REQUIREMENT.
Look through the material below for "icon". Copy every line that contains it.

Stored data
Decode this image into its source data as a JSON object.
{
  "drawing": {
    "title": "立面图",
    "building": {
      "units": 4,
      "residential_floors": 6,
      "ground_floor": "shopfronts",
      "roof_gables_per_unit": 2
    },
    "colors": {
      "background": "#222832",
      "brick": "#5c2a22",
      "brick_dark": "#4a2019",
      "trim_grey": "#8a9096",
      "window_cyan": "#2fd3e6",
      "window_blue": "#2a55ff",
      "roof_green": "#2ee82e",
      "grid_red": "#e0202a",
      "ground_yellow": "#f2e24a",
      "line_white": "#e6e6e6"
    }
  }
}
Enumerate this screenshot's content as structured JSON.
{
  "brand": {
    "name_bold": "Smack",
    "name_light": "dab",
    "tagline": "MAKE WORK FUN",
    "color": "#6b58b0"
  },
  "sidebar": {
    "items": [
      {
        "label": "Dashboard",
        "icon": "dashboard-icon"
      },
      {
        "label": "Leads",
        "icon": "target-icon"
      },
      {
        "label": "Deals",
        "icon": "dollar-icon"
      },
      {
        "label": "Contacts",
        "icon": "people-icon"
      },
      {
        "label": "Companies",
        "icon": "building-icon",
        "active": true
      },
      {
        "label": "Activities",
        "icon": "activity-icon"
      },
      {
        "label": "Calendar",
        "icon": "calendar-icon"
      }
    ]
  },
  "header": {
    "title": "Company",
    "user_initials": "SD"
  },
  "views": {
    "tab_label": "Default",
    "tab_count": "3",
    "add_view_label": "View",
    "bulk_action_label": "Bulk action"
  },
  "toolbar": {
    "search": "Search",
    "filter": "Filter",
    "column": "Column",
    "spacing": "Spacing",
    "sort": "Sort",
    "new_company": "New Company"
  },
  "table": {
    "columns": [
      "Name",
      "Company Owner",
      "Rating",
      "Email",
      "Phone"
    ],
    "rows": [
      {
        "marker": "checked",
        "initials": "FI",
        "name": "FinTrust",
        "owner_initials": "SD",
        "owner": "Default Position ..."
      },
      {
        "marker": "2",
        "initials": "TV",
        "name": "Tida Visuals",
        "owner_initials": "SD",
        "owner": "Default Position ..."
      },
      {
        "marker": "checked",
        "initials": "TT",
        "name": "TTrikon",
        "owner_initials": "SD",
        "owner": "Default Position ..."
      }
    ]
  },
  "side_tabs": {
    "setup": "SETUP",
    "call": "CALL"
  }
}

FINAL RESULT.
        "icon": "dashboard-icon"
        "icon": "target-icon"
        "icon": "dollar-icon"
        "icon": "people-icon"
        "icon": "building-icon",
        "icon": "activity-icon"
        "icon": "calendar-icon"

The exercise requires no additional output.